== WHAT TO PRODUCE ==
Drop every picture and give the entries back exactly.

%%

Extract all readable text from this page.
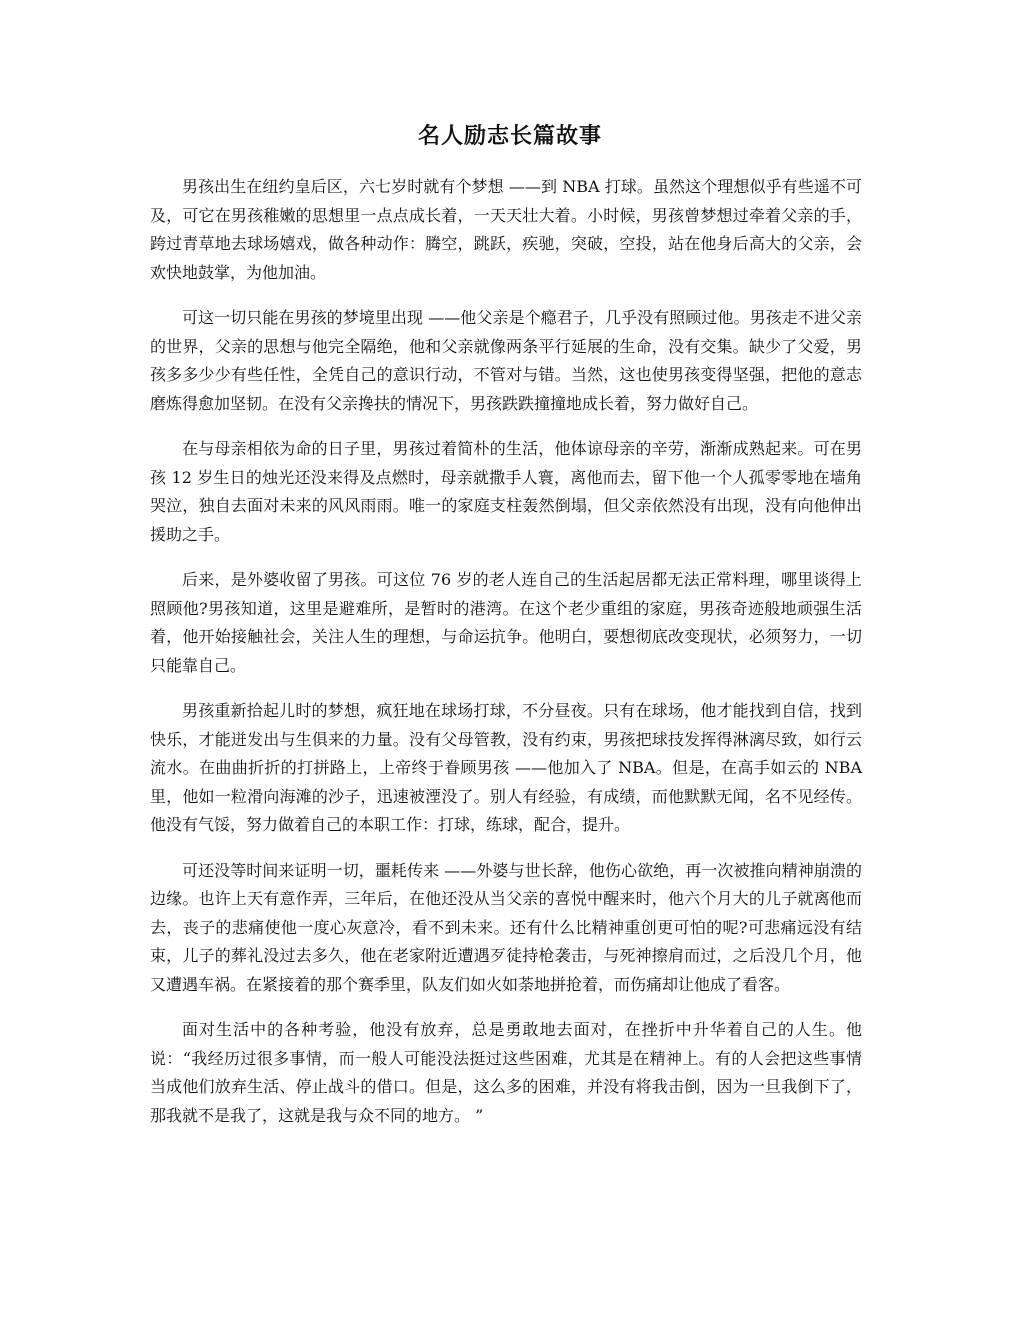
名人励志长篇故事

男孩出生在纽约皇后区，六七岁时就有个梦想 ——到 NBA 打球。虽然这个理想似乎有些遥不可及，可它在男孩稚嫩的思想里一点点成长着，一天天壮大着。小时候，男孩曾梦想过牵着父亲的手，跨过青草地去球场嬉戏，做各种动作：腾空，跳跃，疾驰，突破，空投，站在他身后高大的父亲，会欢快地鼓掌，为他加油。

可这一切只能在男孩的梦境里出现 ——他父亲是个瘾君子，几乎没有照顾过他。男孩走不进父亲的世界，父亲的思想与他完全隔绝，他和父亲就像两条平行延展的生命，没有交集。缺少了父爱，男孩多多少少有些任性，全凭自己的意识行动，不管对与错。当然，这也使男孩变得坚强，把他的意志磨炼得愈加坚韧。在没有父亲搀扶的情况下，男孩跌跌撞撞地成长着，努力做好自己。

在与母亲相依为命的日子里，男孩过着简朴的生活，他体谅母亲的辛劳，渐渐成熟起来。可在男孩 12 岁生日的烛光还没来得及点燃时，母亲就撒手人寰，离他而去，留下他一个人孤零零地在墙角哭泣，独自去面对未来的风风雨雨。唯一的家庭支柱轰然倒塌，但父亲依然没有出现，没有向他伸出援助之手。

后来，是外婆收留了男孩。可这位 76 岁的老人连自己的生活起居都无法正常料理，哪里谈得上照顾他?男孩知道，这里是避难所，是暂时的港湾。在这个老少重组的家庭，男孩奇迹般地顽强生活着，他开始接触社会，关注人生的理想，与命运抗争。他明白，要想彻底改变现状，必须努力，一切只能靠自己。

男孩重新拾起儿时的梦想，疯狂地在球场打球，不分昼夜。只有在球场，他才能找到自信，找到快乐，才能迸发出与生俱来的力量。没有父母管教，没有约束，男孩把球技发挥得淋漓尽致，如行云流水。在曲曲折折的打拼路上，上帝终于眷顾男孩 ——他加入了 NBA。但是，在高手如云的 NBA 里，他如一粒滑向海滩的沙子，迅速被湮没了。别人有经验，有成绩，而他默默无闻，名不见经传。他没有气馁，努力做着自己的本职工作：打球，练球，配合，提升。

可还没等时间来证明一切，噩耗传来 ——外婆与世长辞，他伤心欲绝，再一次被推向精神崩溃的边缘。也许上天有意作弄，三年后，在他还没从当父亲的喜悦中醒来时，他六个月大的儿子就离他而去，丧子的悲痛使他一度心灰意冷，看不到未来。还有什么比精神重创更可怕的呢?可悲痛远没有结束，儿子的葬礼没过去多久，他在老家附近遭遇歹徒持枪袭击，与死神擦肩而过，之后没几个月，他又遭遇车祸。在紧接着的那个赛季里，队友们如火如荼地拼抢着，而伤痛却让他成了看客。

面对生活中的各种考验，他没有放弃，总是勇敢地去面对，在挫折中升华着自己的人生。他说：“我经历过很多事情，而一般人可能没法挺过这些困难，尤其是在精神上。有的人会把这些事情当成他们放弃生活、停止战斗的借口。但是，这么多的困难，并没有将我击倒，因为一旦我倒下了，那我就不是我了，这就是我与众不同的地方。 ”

%%

== THE RESULT ==
Extract all readable text from this page.
名人励志长篇故事

男孩出生在纽约皇后区，六七岁时就有个梦想 ——到 NBA 打球。虽然这个理想似乎有些遥不可及，可它在男孩稚嫩的思想里一点点成长着，一天天壮大着。小时候，男孩曾梦想过牵着父亲的手，跨过青草地去球场嬉戏，做各种动作：腾空，跳跃，疾驰，突破，空投，站在他身后高大的父亲，会欢快地鼓掌，为他加油。

可这一切只能在男孩的梦境里出现 ——他父亲是个瘾君子，几乎没有照顾过他。男孩走不进父亲的世界，父亲的思想与他完全隔绝，他和父亲就像两条平行延展的生命，没有交集。缺少了父爱，男孩多多少少有些任性，全凭自己的意识行动，不管对与错。当然，这也使男孩变得坚强，把他的意志磨炼得愈加坚韧。在没有父亲搀扶的情况下，男孩跌跌撞撞地成长着，努力做好自己。

在与母亲相依为命的日子里，男孩过着简朴的生活，他体谅母亲的辛劳，渐渐成熟起来。可在男孩 12 岁生日的烛光还没来得及点燃时，母亲就撒手人寰，离他而去，留下他一个人孤零零地在墙角哭泣，独自去面对未来的风风雨雨。唯一的家庭支柱轰然倒塌，但父亲依然没有出现，没有向他伸出援助之手。

后来，是外婆收留了男孩。可这位 76 岁的老人连自己的生活起居都无法正常料理，哪里谈得上照顾他?男孩知道，这里是避难所，是暂时的港湾。在这个老少重组的家庭，男孩奇迹般地顽强生活着，他开始接触社会，关注人生的理想，与命运抗争。他明白，要想彻底改变现状，必须努力，一切只能靠自己。

男孩重新拾起儿时的梦想，疯狂地在球场打球，不分昼夜。只有在球场，他才能找到自信，找到快乐，才能迸发出与生俱来的力量。没有父母管教，没有约束，男孩把球技发挥得淋漓尽致，如行云流水。在曲曲折折的打拼路上，上帝终于眷顾男孩 ——他加入了 NBA。但是，在高手如云的 NBA 里，他如一粒滑向海滩的沙子，迅速被湮没了。别人有经验，有成绩，而他默默无闻，名不见经传。他没有气馁，努力做着自己的本职工作：打球，练球，配合，提升。

可还没等时间来证明一切，噩耗传来 ——外婆与世长辞，他伤心欲绝，再一次被推向精神崩溃的边缘。也许上天有意作弄，三年后，在他还没从当父亲的喜悦中醒来时，他六个月大的儿子就离他而去，丧子的悲痛使他一度心灰意冷，看不到未来。还有什么比精神重创更可怕的呢?可悲痛远没有结束，儿子的葬礼没过去多久，他在老家附近遭遇歹徒持枪袭击，与死神擦肩而过，之后没几个月，他又遭遇车祸。在紧接着的那个赛季里，队友们如火如荼地拼抢着，而伤痛却让他成了看客。

面对生活中的各种考验，他没有放弃，总是勇敢地去面对，在挫折中升华着自己的人生。他说：“我经历过很多事情，而一般人可能没法挺过这些困难，尤其是在精神上。有的人会把这些事情当成他们放弃生活、停止战斗的借口。但是，这么多的困难，并没有将我击倒，因为一旦我倒下了，那我就不是我了，这就是我与众不同的地方。 ”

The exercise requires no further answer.